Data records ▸
>> BEGIN

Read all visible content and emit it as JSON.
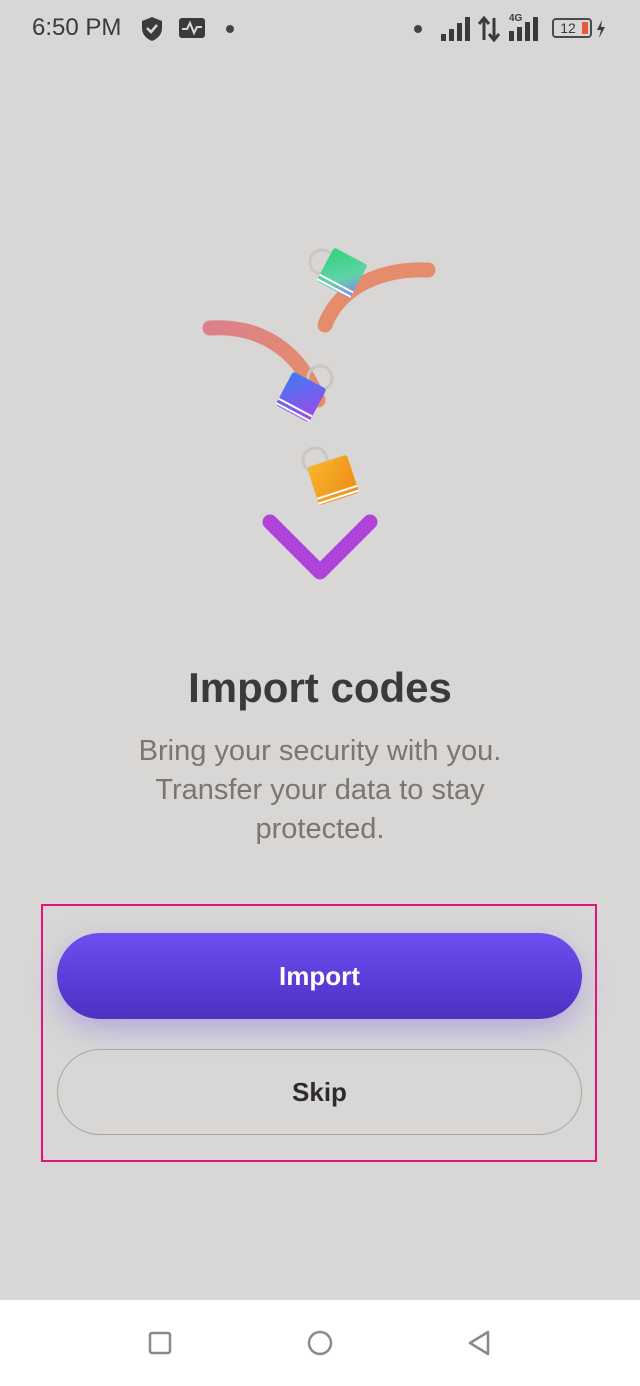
{
  "status_bar": {
    "time": "6:50 PM",
    "network_type": "4G",
    "battery_level": "12",
    "icons": [
      "shield-icon",
      "activity-monitor-icon",
      "notification-dot",
      "signal-icon",
      "data-transfer-icon",
      "signal-4g-icon",
      "battery-icon",
      "charging-icon"
    ]
  },
  "illustration": {
    "name": "import-arrow-with-lock-icons",
    "colors": {
      "stem_top": "#e48c6c",
      "stem_bottom": "#b046d8",
      "arrow": "#b044da",
      "lock_green": "#2ad07a",
      "lock_blue": "#4a6cf5",
      "lock_orange": "#f3a51e"
    }
  },
  "content": {
    "title": "Import codes",
    "subtitle": "Bring your security with you. Transfer your data to stay protected."
  },
  "actions": {
    "import_label": "Import",
    "skip_label": "Skip"
  },
  "nav_bar": {
    "icons": [
      "recent-apps-icon",
      "home-icon",
      "back-icon"
    ]
  },
  "colors": {
    "background": "#d8d7d6",
    "primary_button": "#5f41e0",
    "highlight_border": "#e0157f"
  }
}
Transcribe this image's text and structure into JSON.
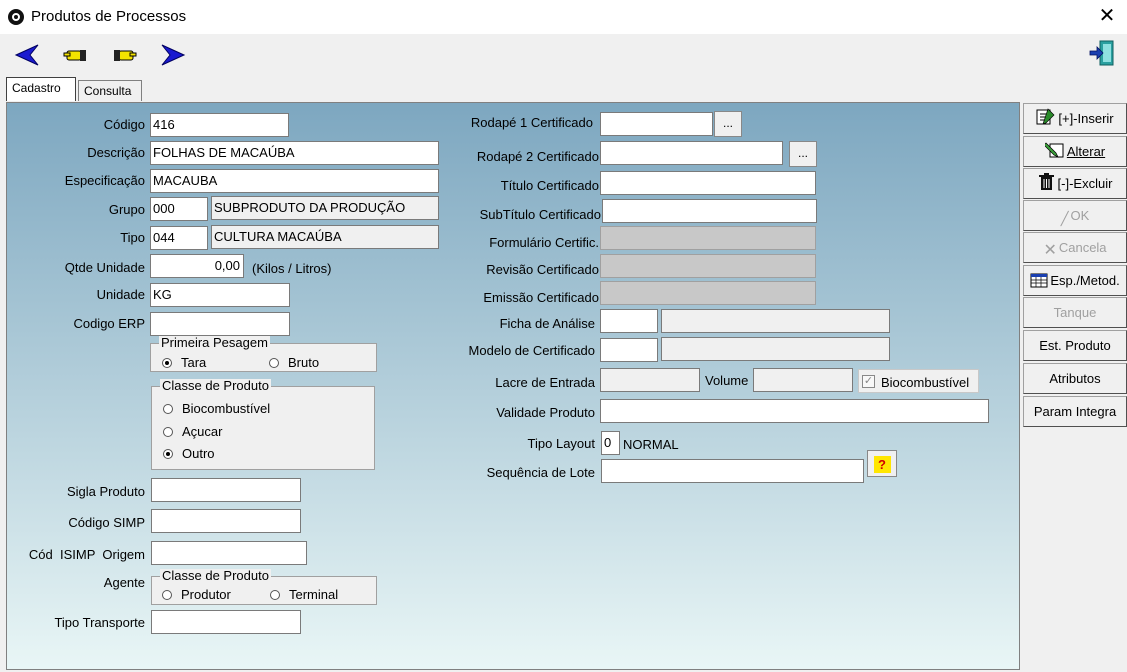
{
  "window": {
    "title": "Produtos de Processos"
  },
  "tabs": [
    {
      "label": "Cadastro"
    },
    {
      "label": "Consulta"
    }
  ],
  "form": {
    "codigo": {
      "label": "Código",
      "value": "416"
    },
    "descricao": {
      "label": "Descrição",
      "value": "FOLHAS DE MACAÚBA"
    },
    "especificacao": {
      "label": "Especificação",
      "value": "MACAUBA"
    },
    "grupo": {
      "label": "Grupo",
      "code": "000",
      "name": "SUBPRODUTO DA PRODUÇÃO"
    },
    "tipo": {
      "label": "Tipo",
      "code": "044",
      "name": "CULTURA MACAÚBA"
    },
    "qtde_unidade": {
      "label": "Qtde Unidade",
      "value": "0,00",
      "suffix": "(Kilos / Litros)"
    },
    "unidade": {
      "label": "Unidade",
      "value": "KG"
    },
    "codigo_erp": {
      "label": "Codigo ERP",
      "value": ""
    },
    "primeira_pesagem": {
      "title": "Primeira Pesagem",
      "options": [
        "Tara",
        "Bruto"
      ],
      "selected": "Tara"
    },
    "classe_produto": {
      "title": "Classe de Produto",
      "options": [
        "Biocombustível",
        "Açucar",
        "Outro"
      ],
      "selected": "Outro"
    },
    "sigla_produto": {
      "label": "Sigla Produto",
      "value": ""
    },
    "codigo_simp": {
      "label": "Código SIMP",
      "value": ""
    },
    "cod_isimp_origem": {
      "label": "Cód  ISIMP  Origem",
      "value": ""
    },
    "agente": {
      "label": "Agente",
      "title": "Classe de Produto",
      "options": [
        "Produtor",
        "Terminal"
      ]
    },
    "tipo_transporte": {
      "label": "Tipo Transporte",
      "value": ""
    },
    "rodape1": {
      "label": "Rodapé 1 Certificado",
      "value": "",
      "button": "..."
    },
    "rodape2": {
      "label": "Rodapé 2 Certificado",
      "value": "",
      "button": "..."
    },
    "titulo_certificado": {
      "label": "Título Certificado",
      "value": ""
    },
    "subtitulo_certificado": {
      "label": "SubTítulo Certificado",
      "value": ""
    },
    "formulario_certific": {
      "label": "Formulário Certific.",
      "value": ""
    },
    "revisao_certificado": {
      "label": "Revisão Certificado",
      "value": ""
    },
    "emissao_certificado": {
      "label": "Emissão Certificado",
      "value": ""
    },
    "ficha_analise": {
      "label": "Ficha de Análise",
      "code": "",
      "name": ""
    },
    "modelo_certificado": {
      "label": "Modelo de Certificado",
      "code": "",
      "name": ""
    },
    "lacre_entrada": {
      "label": "Lacre de Entrada",
      "value": ""
    },
    "volume": {
      "label": "Volume",
      "value": ""
    },
    "biocombustivel": {
      "label": "Biocombustível",
      "checked": true
    },
    "validade_produto": {
      "label": "Validade Produto",
      "value": ""
    },
    "tipo_layout": {
      "label": "Tipo Layout",
      "value": "0",
      "desc": "NORMAL"
    },
    "sequencia_lote": {
      "label": "Sequência de Lote",
      "value": "",
      "help": "?"
    }
  },
  "side_buttons": {
    "inserir": "[+]-Inserir",
    "alterar": "Alterar",
    "excluir": "[-]-Excluir",
    "ok": "OK",
    "cancela": "Cancela",
    "esp_metod": "Esp./Metod.",
    "tanque": "Tanque",
    "est_produto": "Est. Produto",
    "atributos": "Atributos",
    "param_integra": "Param Integra"
  },
  "colors": {
    "panel_top": "#7da7c0",
    "panel_bottom": "#e9f6f6",
    "nav_arrow": "#1010c0"
  }
}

>> END

Without the pictures, reproduce every line of the records above exactly.

Solution to the exercise ▸
Read all visible content and emit it as JSON.
{
  "status_bar": {
    "time": "6:50 PM",
    "network_type": "4G",
    "battery_level": "12",
    "icons": [
      "shield-icon",
      "activity-monitor-icon",
      "notification-dot",
      "signal-icon",
      "data-transfer-icon",
      "signal-4g-icon",
      "battery-icon",
      "charging-icon"
    ]
  },
  "illustration": {
    "name": "import-arrow-with-lock-icons",
    "colors": {
      "stem_top": "#e48c6c",
      "stem_bottom": "#b046d8",
      "arrow": "#b044da",
      "lock_green": "#2ad07a",
      "lock_blue": "#4a6cf5",
      "lock_orange": "#f3a51e"
    }
  },
  "content": {
    "title": "Import codes",
    "subtitle": "Bring your security with you. Transfer your data to stay protected."
  },
  "actions": {
    "import_label": "Import",
    "skip_label": "Skip"
  },
  "nav_bar": {
    "icons": [
      "recent-apps-icon",
      "home-icon",
      "back-icon"
    ]
  },
  "colors": {
    "background": "#d8d7d6",
    "primary_button": "#5f41e0",
    "highlight_border": "#e0157f"
  }
}
Transcribe this image's text and structure into JSON.
{
  "window": {
    "title": "Produtos de Processos"
  },
  "tabs": [
    {
      "label": "Cadastro"
    },
    {
      "label": "Consulta"
    }
  ],
  "form": {
    "codigo": {
      "label": "Código",
      "value": "416"
    },
    "descricao": {
      "label": "Descrição",
      "value": "FOLHAS DE MACAÚBA"
    },
    "especificacao": {
      "label": "Especificação",
      "value": "MACAUBA"
    },
    "grupo": {
      "label": "Grupo",
      "code": "000",
      "name": "SUBPRODUTO DA PRODUÇÃO"
    },
    "tipo": {
      "label": "Tipo",
      "code": "044",
      "name": "CULTURA MACAÚBA"
    },
    "qtde_unidade": {
      "label": "Qtde Unidade",
      "value": "0,00",
      "suffix": "(Kilos / Litros)"
    },
    "unidade": {
      "label": "Unidade",
      "value": "KG"
    },
    "codigo_erp": {
      "label": "Codigo ERP",
      "value": ""
    },
    "primeira_pesagem": {
      "title": "Primeira Pesagem",
      "options": [
        "Tara",
        "Bruto"
      ],
      "selected": "Tara"
    },
    "classe_produto": {
      "title": "Classe de Produto",
      "options": [
        "Biocombustível",
        "Açucar",
        "Outro"
      ],
      "selected": "Outro"
    },
    "sigla_produto": {
      "label": "Sigla Produto",
      "value": ""
    },
    "codigo_simp": {
      "label": "Código SIMP",
      "value": ""
    },
    "cod_isimp_origem": {
      "label": "Cód  ISIMP  Origem",
      "value": ""
    },
    "agente": {
      "label": "Agente",
      "title": "Classe de Produto",
      "options": [
        "Produtor",
        "Terminal"
      ]
    },
    "tipo_transporte": {
      "label": "Tipo Transporte",
      "value": ""
    },
    "rodape1": {
      "label": "Rodapé 1 Certificado",
      "value": "",
      "button": "..."
    },
    "rodape2": {
      "label": "Rodapé 2 Certificado",
      "value": "",
      "button": "..."
    },
    "titulo_certificado": {
      "label": "Título Certificado",
      "value": ""
    },
    "subtitulo_certificado": {
      "label": "SubTítulo Certificado",
      "value": ""
    },
    "formulario_certific": {
      "label": "Formulário Certific.",
      "value": ""
    },
    "revisao_certificado": {
      "label": "Revisão Certificado",
      "value": ""
    },
    "emissao_certificado": {
      "label": "Emissão Certificado",
      "value": ""
    },
    "ficha_analise": {
      "label": "Ficha de Análise",
      "code": "",
      "name": ""
    },
    "modelo_certificado": {
      "label": "Modelo de Certificado",
      "code": "",
      "name": ""
    },
    "lacre_entrada": {
      "label": "Lacre de Entrada",
      "value": ""
    },
    "volume": {
      "label": "Volume",
      "value": ""
    },
    "biocombustivel": {
      "label": "Biocombustível",
      "checked": true
    },
    "validade_produto": {
      "label": "Validade Produto",
      "value": ""
    },
    "tipo_layout": {
      "label": "Tipo Layout",
      "value": "0",
      "desc": "NORMAL"
    },
    "sequencia_lote": {
      "label": "Sequência de Lote",
      "value": "",
      "help": "?"
    }
  },
  "side_buttons": {
    "inserir": "[+]-Inserir",
    "alterar": "Alterar",
    "excluir": "[-]-Excluir",
    "ok": "OK",
    "cancela": "Cancela",
    "esp_metod": "Esp./Metod.",
    "tanque": "Tanque",
    "est_produto": "Est. Produto",
    "atributos": "Atributos",
    "param_integra": "Param Integra"
  },
  "colors": {
    "panel_top": "#7da7c0",
    "panel_bottom": "#e9f6f6",
    "nav_arrow": "#1010c0"
  }
}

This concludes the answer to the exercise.